■ TO BE DONE
Pull every "roles" line out of the data below.
——
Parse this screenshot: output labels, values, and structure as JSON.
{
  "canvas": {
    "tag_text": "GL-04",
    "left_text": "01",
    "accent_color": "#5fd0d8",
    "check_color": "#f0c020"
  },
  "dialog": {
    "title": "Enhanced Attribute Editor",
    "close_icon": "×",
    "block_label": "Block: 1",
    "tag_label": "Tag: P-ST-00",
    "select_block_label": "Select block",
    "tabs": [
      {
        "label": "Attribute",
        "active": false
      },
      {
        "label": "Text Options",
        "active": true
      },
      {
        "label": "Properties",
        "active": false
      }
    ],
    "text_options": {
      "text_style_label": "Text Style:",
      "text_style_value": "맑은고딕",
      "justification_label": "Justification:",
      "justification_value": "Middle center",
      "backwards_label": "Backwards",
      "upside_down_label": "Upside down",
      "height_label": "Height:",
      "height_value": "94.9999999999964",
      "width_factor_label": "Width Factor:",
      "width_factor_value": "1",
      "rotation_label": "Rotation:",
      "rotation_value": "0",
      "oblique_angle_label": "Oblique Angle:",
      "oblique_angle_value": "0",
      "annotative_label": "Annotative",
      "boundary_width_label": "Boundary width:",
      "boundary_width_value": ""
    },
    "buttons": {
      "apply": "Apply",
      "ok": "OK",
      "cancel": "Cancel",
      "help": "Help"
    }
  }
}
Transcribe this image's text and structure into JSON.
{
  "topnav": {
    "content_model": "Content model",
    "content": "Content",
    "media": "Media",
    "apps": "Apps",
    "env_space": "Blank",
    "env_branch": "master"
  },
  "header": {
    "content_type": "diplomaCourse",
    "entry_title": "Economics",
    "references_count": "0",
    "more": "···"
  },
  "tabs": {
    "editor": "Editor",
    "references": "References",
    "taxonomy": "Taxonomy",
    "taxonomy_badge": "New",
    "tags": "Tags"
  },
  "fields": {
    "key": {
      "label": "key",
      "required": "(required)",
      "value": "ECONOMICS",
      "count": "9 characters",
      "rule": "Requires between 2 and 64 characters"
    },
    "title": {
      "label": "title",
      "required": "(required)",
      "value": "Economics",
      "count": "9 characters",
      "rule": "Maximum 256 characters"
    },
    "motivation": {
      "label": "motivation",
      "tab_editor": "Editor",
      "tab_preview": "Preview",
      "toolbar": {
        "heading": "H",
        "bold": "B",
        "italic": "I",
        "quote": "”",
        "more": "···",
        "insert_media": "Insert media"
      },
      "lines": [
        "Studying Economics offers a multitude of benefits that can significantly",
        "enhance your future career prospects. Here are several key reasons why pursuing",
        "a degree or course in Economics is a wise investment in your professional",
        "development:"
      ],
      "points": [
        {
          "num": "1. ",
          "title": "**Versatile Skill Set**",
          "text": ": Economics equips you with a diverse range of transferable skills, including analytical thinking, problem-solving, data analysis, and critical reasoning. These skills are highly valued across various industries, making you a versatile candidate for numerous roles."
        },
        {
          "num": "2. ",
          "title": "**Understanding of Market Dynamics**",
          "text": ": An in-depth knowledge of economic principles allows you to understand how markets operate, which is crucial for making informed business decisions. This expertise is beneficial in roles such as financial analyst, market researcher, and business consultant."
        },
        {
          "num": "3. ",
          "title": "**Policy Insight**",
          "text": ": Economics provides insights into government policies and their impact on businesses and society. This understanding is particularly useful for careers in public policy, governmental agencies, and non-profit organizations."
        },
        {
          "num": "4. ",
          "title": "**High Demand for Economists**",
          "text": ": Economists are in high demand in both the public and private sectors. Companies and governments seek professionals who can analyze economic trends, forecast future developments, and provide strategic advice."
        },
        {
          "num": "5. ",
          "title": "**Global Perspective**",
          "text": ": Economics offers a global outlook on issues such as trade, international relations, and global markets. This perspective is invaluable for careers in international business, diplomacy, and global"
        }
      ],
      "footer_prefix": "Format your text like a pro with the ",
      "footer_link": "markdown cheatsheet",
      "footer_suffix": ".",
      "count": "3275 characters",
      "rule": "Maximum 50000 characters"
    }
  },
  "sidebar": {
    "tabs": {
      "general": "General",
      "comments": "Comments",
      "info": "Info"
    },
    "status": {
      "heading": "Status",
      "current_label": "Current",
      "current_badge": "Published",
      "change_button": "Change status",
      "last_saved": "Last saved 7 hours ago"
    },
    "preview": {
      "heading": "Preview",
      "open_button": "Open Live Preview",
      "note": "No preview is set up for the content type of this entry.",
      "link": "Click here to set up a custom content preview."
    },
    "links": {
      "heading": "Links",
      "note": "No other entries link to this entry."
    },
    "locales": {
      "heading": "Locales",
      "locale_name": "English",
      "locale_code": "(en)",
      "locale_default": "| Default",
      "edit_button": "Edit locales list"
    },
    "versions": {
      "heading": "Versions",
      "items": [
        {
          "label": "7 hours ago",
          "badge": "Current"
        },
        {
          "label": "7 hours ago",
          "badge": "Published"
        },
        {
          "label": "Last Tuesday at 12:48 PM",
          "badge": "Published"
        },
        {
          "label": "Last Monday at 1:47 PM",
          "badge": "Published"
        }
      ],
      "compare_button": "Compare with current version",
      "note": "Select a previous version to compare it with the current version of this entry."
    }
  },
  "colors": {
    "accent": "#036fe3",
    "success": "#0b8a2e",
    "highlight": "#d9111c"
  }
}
——
■ RESPONSE BELOW
          "text": ": Economics equips you with a diverse range of transferable skills, including analytical thinking, problem-solving, data analysis, and critical reasoning. These skills are highly valued across various industries, making you a versatile candidate for numerous roles."
          "text": ": An in-depth knowledge of economic principles allows you to understand how markets operate, which is crucial for making informed business decisions. This expertise is beneficial in roles such as financial analyst, market researcher, and business consultant."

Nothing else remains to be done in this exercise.